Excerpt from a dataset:
□ □ □

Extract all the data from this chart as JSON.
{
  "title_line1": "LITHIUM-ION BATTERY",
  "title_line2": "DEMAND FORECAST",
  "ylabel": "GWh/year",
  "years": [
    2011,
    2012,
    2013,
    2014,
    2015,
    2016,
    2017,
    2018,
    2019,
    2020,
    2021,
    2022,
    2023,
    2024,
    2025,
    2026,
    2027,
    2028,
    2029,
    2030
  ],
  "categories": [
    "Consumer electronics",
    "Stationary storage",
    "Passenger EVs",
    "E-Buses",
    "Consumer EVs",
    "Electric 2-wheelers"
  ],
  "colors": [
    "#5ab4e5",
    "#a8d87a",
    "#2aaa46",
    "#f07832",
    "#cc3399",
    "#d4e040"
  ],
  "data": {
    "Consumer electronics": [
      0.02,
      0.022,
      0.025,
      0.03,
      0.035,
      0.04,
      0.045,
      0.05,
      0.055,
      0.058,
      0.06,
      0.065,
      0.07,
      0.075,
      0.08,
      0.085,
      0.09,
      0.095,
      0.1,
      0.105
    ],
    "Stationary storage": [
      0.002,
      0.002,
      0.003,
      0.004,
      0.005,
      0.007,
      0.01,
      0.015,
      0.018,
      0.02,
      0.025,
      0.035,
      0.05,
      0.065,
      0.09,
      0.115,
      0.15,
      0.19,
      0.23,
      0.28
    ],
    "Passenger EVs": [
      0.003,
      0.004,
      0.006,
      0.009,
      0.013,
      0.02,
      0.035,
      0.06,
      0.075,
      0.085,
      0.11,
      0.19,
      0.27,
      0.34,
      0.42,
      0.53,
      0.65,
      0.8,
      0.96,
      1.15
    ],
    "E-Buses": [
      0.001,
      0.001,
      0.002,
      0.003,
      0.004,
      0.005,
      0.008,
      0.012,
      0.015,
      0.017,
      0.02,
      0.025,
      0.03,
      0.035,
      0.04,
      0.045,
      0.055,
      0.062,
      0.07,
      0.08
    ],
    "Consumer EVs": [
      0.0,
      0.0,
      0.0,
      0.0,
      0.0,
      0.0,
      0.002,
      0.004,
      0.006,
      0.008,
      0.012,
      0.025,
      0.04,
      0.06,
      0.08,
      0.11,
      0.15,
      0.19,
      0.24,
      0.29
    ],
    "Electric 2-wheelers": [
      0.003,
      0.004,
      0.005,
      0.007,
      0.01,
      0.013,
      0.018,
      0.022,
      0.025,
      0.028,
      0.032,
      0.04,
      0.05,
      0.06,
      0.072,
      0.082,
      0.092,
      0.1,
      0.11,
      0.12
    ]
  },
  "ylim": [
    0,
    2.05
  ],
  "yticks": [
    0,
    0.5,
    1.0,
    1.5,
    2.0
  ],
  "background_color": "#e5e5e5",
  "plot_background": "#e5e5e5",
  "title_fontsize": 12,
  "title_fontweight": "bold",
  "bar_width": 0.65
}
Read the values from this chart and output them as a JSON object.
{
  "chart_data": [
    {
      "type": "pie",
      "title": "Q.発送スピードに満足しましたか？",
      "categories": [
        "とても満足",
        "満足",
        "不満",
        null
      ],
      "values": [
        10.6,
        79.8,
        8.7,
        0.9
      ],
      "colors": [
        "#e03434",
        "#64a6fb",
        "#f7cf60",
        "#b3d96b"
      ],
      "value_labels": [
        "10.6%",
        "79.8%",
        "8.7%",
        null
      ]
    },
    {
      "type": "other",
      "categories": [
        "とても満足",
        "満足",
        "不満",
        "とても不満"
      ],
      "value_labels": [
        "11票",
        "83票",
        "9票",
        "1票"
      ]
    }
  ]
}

□ □ □

• WRITTEN INSTRUCTION
Pull every line containing the word "JSON" out of the material and copy it.

• TASK ANSWER
Extract all the data from this chart as JSON.
Read the values from this chart and output them as a JSON object.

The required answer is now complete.